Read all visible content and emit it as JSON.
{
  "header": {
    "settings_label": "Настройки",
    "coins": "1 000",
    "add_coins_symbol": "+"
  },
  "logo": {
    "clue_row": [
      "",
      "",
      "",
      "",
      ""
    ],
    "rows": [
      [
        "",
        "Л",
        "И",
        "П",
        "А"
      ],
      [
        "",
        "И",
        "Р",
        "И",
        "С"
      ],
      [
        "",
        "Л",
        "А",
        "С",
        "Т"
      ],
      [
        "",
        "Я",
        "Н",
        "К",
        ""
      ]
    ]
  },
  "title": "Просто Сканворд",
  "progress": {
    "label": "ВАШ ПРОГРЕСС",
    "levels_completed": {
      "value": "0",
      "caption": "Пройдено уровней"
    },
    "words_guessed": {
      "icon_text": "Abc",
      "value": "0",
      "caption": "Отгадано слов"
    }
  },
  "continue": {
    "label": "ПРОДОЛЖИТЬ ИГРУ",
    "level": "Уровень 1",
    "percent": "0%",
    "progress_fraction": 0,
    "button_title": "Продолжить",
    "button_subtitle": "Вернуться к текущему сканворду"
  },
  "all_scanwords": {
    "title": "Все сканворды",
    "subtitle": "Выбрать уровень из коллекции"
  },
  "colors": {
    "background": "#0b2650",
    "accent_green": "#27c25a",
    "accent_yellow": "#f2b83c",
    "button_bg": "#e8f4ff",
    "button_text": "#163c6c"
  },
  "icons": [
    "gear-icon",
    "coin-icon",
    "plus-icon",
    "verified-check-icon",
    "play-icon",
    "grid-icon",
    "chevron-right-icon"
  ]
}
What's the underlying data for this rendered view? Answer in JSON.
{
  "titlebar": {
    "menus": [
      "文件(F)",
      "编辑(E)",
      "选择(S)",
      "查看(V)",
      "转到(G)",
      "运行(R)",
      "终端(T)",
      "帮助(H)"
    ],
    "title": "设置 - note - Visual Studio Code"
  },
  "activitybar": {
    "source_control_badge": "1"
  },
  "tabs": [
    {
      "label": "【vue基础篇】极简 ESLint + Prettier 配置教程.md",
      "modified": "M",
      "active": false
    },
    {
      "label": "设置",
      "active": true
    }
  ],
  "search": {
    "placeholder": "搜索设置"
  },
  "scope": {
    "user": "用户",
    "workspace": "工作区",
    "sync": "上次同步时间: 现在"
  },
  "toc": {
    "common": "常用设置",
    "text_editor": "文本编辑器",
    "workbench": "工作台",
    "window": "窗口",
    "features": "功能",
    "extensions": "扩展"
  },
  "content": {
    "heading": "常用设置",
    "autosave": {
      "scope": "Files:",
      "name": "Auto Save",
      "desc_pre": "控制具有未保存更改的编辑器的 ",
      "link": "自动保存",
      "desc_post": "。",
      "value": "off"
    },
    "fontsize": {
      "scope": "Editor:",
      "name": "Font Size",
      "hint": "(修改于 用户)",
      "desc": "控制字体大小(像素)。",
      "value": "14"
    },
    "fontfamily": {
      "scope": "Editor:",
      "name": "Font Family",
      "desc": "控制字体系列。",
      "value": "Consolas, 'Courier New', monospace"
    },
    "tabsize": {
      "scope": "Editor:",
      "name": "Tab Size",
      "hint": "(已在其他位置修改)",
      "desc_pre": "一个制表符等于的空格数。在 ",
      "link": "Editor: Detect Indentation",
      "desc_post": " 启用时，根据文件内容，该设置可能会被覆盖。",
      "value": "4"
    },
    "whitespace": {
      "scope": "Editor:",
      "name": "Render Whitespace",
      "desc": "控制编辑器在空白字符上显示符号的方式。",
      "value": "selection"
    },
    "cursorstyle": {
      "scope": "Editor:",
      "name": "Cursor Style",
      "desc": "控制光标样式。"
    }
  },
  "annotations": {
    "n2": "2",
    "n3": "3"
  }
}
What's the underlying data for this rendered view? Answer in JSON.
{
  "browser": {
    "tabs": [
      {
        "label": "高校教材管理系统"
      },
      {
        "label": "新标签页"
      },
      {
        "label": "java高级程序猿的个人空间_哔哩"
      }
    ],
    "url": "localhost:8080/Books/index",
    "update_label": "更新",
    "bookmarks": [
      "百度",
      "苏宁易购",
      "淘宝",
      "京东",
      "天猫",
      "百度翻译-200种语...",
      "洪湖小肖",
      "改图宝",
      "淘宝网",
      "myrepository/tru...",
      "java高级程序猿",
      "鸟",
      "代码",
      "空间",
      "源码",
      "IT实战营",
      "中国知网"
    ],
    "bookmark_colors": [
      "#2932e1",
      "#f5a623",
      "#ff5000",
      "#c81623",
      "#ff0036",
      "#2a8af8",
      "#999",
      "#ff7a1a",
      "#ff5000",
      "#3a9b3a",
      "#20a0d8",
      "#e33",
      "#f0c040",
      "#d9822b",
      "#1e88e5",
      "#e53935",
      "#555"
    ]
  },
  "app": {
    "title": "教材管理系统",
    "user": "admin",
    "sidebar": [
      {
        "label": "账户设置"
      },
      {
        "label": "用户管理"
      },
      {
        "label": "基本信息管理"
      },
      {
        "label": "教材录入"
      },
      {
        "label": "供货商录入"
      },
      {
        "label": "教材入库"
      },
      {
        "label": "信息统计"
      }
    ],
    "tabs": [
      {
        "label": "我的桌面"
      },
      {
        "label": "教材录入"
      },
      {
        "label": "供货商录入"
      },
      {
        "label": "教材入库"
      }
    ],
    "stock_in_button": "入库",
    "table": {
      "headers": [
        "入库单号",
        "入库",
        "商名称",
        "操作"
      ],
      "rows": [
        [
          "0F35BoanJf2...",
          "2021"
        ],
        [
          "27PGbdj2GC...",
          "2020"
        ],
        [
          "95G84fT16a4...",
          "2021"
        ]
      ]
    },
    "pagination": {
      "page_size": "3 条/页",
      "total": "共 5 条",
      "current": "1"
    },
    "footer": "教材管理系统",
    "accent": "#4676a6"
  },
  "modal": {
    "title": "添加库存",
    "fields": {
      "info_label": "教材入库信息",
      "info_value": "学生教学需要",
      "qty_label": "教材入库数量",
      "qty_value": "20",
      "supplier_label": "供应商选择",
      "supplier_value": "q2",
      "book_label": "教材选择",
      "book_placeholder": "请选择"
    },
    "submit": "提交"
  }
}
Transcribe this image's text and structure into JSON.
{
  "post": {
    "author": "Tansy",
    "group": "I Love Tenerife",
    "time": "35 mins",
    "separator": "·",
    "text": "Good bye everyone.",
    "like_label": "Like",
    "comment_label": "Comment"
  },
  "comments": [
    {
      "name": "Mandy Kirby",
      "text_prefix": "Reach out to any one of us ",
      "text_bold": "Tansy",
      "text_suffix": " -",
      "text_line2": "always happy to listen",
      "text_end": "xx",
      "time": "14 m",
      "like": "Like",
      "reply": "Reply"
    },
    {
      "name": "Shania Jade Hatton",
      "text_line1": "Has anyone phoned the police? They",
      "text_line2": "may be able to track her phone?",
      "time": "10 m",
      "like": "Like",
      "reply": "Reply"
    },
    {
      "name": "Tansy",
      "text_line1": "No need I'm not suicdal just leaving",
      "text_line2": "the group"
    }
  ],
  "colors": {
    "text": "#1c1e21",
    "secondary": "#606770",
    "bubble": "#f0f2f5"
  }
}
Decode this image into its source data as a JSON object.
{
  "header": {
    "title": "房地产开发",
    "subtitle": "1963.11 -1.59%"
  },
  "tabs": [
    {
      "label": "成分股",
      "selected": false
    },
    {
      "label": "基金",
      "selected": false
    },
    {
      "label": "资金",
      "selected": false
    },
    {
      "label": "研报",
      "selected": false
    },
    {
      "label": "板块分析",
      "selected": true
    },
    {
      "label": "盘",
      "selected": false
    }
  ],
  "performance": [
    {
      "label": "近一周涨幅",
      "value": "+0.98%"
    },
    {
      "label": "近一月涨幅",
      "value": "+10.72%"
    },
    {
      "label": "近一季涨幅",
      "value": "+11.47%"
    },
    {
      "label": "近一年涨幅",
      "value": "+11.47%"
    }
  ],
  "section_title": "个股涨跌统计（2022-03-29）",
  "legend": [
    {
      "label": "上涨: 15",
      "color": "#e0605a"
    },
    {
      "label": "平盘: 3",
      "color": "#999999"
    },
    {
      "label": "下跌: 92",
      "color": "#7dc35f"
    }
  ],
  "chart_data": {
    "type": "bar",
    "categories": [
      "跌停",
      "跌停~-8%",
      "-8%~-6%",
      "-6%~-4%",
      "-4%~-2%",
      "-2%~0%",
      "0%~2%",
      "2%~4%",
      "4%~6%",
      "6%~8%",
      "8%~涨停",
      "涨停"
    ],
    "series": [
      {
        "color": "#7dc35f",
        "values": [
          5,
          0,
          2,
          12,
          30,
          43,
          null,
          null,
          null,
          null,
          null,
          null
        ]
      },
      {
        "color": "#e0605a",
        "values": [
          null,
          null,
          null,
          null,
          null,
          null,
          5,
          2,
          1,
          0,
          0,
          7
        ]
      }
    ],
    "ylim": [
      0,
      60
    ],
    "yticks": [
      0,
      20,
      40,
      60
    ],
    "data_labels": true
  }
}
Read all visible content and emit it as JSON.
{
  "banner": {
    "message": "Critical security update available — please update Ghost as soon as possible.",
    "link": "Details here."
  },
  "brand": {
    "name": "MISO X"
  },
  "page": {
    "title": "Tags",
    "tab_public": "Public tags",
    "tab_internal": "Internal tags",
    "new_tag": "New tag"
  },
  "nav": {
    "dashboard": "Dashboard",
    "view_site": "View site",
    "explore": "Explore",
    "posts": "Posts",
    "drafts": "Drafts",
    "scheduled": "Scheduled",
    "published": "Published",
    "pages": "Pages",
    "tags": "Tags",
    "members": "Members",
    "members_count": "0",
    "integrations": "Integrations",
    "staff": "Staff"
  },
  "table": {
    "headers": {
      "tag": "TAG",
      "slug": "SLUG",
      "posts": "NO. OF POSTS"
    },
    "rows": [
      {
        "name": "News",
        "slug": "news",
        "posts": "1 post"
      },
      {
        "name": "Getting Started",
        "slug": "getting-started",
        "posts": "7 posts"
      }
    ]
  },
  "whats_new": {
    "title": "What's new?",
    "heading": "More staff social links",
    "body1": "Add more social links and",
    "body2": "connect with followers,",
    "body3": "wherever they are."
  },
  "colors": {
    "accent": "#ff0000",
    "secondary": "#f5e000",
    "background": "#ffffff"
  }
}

* **WHAT YOU HAVE TO DO**
Give only the number of lines that include the word "true".

* **RESPONSE TO THE TASK**
3